+++ Supplied records +++

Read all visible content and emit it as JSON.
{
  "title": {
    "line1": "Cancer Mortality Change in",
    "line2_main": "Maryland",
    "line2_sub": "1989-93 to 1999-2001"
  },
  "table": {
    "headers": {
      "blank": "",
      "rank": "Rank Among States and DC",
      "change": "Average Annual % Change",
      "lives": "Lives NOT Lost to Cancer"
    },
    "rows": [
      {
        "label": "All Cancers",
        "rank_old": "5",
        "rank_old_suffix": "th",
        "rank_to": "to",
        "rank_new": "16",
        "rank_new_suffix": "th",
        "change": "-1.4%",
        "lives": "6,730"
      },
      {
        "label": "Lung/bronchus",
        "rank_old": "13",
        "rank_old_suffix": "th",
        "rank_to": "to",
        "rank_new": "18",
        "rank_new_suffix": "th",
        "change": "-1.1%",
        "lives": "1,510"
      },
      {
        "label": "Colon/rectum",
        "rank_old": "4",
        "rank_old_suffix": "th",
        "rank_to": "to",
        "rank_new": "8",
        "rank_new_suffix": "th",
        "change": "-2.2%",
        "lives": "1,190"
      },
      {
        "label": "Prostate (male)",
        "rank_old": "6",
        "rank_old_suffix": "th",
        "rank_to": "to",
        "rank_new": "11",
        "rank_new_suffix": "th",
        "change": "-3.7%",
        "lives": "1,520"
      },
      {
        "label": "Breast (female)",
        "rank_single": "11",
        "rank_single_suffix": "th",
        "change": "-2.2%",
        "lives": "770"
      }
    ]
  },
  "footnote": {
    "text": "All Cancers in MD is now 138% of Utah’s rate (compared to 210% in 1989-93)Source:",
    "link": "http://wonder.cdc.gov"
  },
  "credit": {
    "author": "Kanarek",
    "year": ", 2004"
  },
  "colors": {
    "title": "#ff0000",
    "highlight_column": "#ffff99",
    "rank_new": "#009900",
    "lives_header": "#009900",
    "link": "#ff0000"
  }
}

+++

» Objective
Which lines contain "label"? Show each of them.

» Task output
        "label": "All Cancers",
        "label": "Lung/bronchus",
        "label": "Colon/rectum",
        "label": "Prostate (male)",
        "label": "Breast (female)",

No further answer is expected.